Your task is to locate every line holding the string "Lorellye" and to copy each of them.

[Rows from a dataset]
★ ★ ★ ★ ★ ★ ★
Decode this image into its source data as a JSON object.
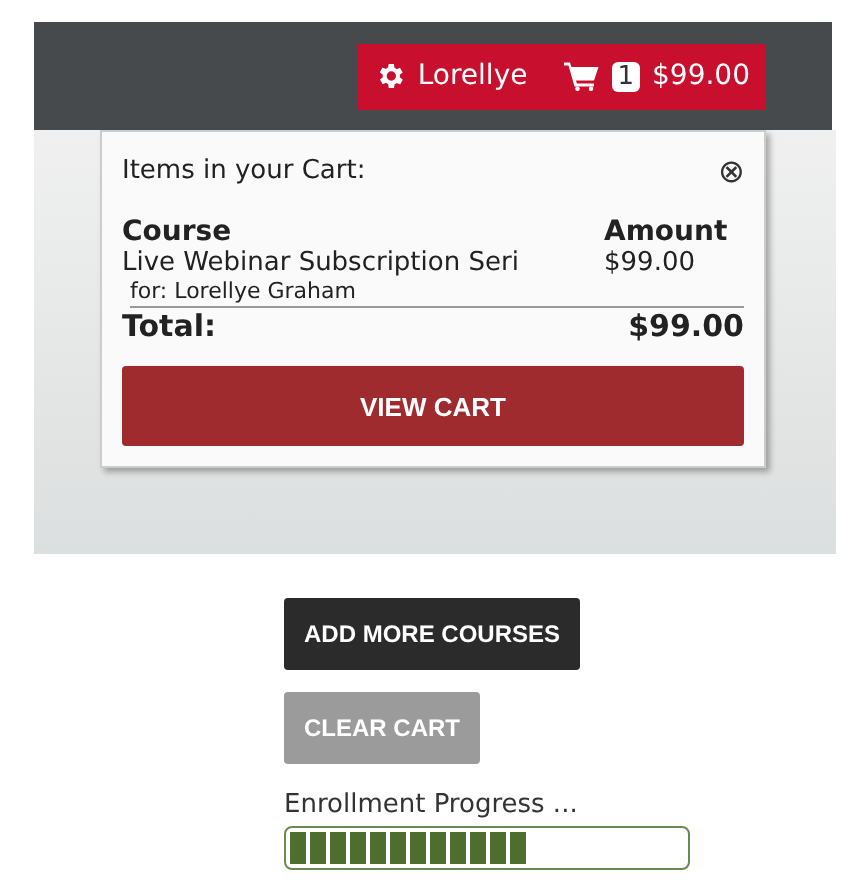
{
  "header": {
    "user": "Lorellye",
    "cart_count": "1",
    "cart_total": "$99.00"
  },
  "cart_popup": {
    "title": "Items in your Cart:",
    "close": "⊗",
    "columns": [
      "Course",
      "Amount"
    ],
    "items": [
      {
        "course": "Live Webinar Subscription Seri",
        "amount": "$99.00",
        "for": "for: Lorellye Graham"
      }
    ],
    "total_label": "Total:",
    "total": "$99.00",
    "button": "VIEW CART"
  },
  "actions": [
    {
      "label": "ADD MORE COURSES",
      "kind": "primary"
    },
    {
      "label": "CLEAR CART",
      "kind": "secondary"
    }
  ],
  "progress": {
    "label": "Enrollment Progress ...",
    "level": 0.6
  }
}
★ ★ ★ ★ ★ ★ ★
- [Correct response]:
    "user": "Lorellye",
        "for": "for: Lorellye Graham"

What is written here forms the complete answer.